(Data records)
********************
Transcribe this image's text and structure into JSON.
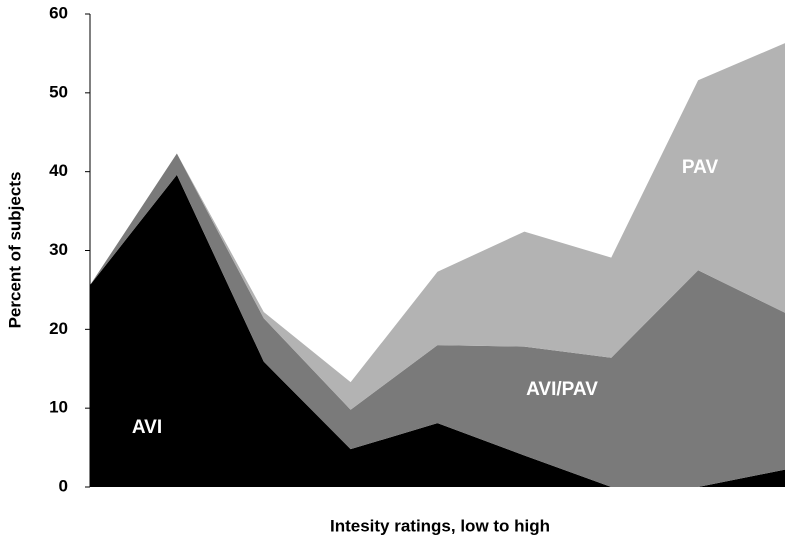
{
  "chart_data": {
    "type": "stacked-area",
    "x_label": "Intesity ratings, low to high",
    "y_label": "Percent of subjects",
    "categories": [
      null,
      null,
      null,
      null,
      null,
      null,
      null,
      null,
      null
    ],
    "series": [
      {
        "name": "AVI",
        "color": "#000000",
        "values": [
          25.6,
          39.6,
          15.9,
          4.8,
          8.1,
          4.0,
          0,
          0,
          2.2
        ]
      },
      {
        "name": "AVI/PAV",
        "color": "#7a7a7a",
        "values": [
          0,
          2.7,
          5.5,
          5.0,
          9.9,
          13.8,
          16.4,
          27.5,
          19.9
        ]
      },
      {
        "name": "PAV",
        "color": "#b3b3b3",
        "values": [
          0,
          0,
          0.8,
          3.5,
          9.3,
          14.6,
          12.7,
          24.1,
          34.2
        ]
      }
    ],
    "ylim": [
      0,
      60
    ],
    "yticks": [
      0,
      10,
      20,
      30,
      40,
      50,
      60
    ],
    "grid": false
  }
}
********************
(Task directions): Reproduce every record word for word. The copy must contain no pictures.

(Response for this exercise):
Transcribe this image's text and structure into JSON.
{
  "chart_data": {
    "type": "stacked-area",
    "x_label": "Intesity ratings, low to high",
    "y_label": "Percent of subjects",
    "categories": [
      null,
      null,
      null,
      null,
      null,
      null,
      null,
      null,
      null
    ],
    "series": [
      {
        "name": "AVI",
        "color": "#000000",
        "values": [
          25.6,
          39.6,
          15.9,
          4.8,
          8.1,
          4.0,
          0,
          0,
          2.2
        ]
      },
      {
        "name": "AVI/PAV",
        "color": "#7a7a7a",
        "values": [
          0,
          2.7,
          5.5,
          5.0,
          9.9,
          13.8,
          16.4,
          27.5,
          19.9
        ]
      },
      {
        "name": "PAV",
        "color": "#b3b3b3",
        "values": [
          0,
          0,
          0.8,
          3.5,
          9.3,
          14.6,
          12.7,
          24.1,
          34.2
        ]
      }
    ],
    "ylim": [
      0,
      60
    ],
    "yticks": [
      0,
      10,
      20,
      30,
      40,
      50,
      60
    ],
    "grid": false
  }
}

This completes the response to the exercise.